> [Required work]: Scan the material below for the string "title", and copy every line where it shows up.

(Extracted data entries)
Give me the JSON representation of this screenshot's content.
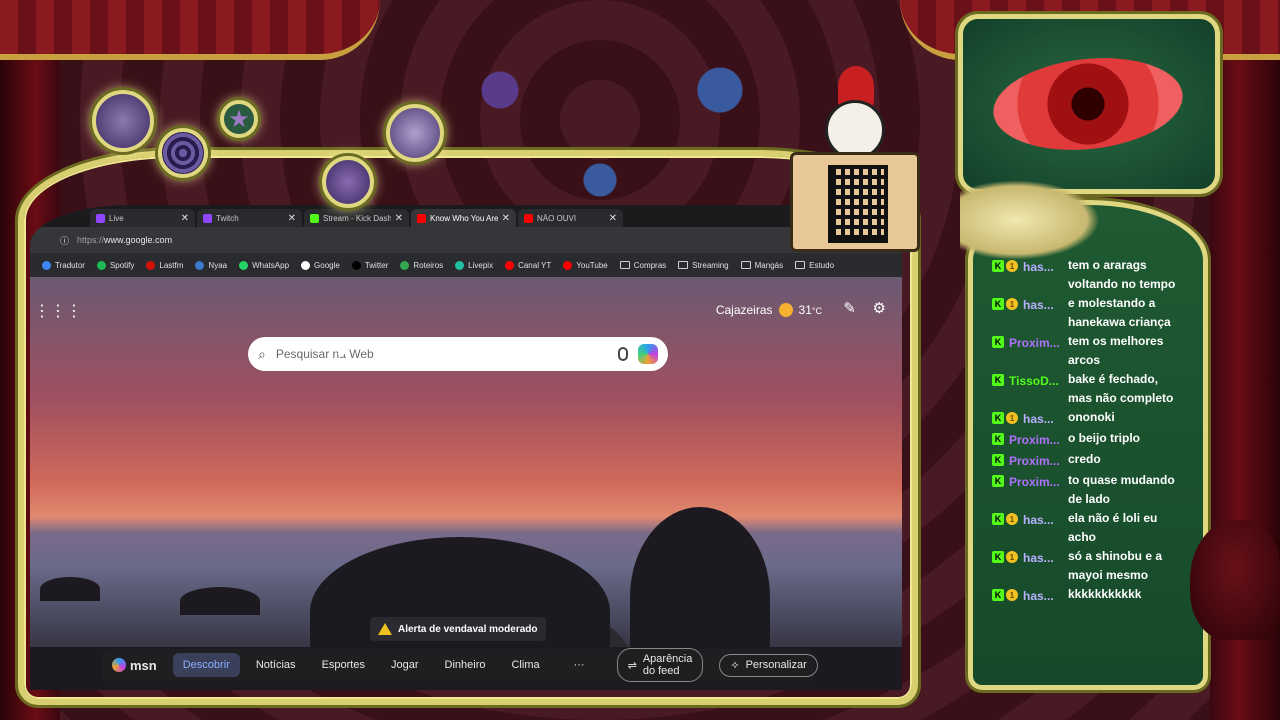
{
  "browser": {
    "tabs": [
      {
        "title": "Live",
        "color": "#9146ff",
        "active": false
      },
      {
        "title": "Twitch",
        "color": "#9146ff",
        "active": false
      },
      {
        "title": "Stream - Kick Dash",
        "color": "#53fc18",
        "active": false
      },
      {
        "title": "Know Who You Are",
        "color": "#ff0000",
        "active": true
      },
      {
        "title": "NÃO OUVI",
        "color": "#ff0000",
        "active": false
      }
    ],
    "url_scheme": "https://",
    "url_host": "www.google.com",
    "bookmarks": [
      {
        "label": "Tradutor",
        "icon": "translate-icon",
        "color": "#4285f4"
      },
      {
        "label": "Spotify",
        "icon": "spotify-icon",
        "color": "#1db954"
      },
      {
        "label": "Lastfm",
        "icon": "lastfm-icon",
        "color": "#d51007"
      },
      {
        "label": "Nyaa",
        "icon": "nyaa-icon",
        "color": "#3a7ad0"
      },
      {
        "label": "WhatsApp",
        "icon": "whatsapp-icon",
        "color": "#25d366"
      },
      {
        "label": "Google",
        "icon": "google-icon",
        "color": "#ffffff"
      },
      {
        "label": "Twitter",
        "icon": "x-icon",
        "color": "#000000"
      },
      {
        "label": "Roteiros",
        "icon": "drive-icon",
        "color": "#34a853"
      },
      {
        "label": "Livepix",
        "icon": "livepix-icon",
        "color": "#20c0a0"
      },
      {
        "label": "Canal YT",
        "icon": "youtube-icon",
        "color": "#ff0000"
      },
      {
        "label": "YouTube",
        "icon": "youtube-icon",
        "color": "#ff0000"
      },
      {
        "label": "Compras",
        "icon": "folder-icon",
        "color": ""
      },
      {
        "label": "Streaming",
        "icon": "folder-icon",
        "color": ""
      },
      {
        "label": "Mangás",
        "icon": "folder-icon",
        "color": ""
      },
      {
        "label": "Estudo",
        "icon": "folder-icon",
        "color": ""
      }
    ]
  },
  "ntp": {
    "city": "Cajazeiras",
    "temp": "31",
    "temp_unit": "°C",
    "search_placeholder": "Pesquisar na Web",
    "alert": "Alerta de vendaval moderado"
  },
  "msn": {
    "logo": "msn",
    "tabs": [
      {
        "label": "Descobrir",
        "active": true
      },
      {
        "label": "Notícias",
        "active": false
      },
      {
        "label": "Esportes",
        "active": false
      },
      {
        "label": "Jogar",
        "active": false
      },
      {
        "label": "Dinheiro",
        "active": false
      },
      {
        "label": "Clima",
        "active": false
      }
    ],
    "more": "···",
    "feed_button": "Aparência do feed",
    "personalize_button": "Personalizar"
  },
  "chat": [
    {
      "user": "has...",
      "user_color": "#b8b0ff",
      "coin": true,
      "msg": "tem o ararags voltando no tempo"
    },
    {
      "user": "has...",
      "user_color": "#b8b0ff",
      "coin": true,
      "msg": "e molestando a hanekawa criança"
    },
    {
      "user": "Proxim...",
      "user_color": "#b070ff",
      "coin": false,
      "msg": "tem os melhores arcos"
    },
    {
      "user": "TissoD...",
      "user_color": "#53fc18",
      "coin": false,
      "msg": "bake é fechado, mas não completo"
    },
    {
      "user": "has...",
      "user_color": "#b8b0ff",
      "coin": true,
      "msg": "ononoki"
    },
    {
      "user": "Proxim...",
      "user_color": "#b070ff",
      "coin": false,
      "msg": "o beijo triplo"
    },
    {
      "user": "Proxim...",
      "user_color": "#b070ff",
      "coin": false,
      "msg": "credo"
    },
    {
      "user": "Proxim...",
      "user_color": "#b070ff",
      "coin": false,
      "msg": "to quase mudando de lado"
    },
    {
      "user": "has...",
      "user_color": "#b8b0ff",
      "coin": true,
      "msg": "ela não é loli eu acho"
    },
    {
      "user": "has...",
      "user_color": "#b8b0ff",
      "coin": true,
      "msg": "só a shinobu e a mayoi mesmo"
    },
    {
      "user": "has...",
      "user_color": "#b8b0ff",
      "coin": true,
      "msg": "kkkkkkkkkkk"
    }
  ],
  "badges": {
    "kick": "K",
    "coin": "1"
  }
}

> [Solution to the problem]:
        "title": "Live",
        "title": "Twitch",
        "title": "Stream - Kick Dash",
        "title": "Know Who You Are",
        "title": "NÃO OUVI",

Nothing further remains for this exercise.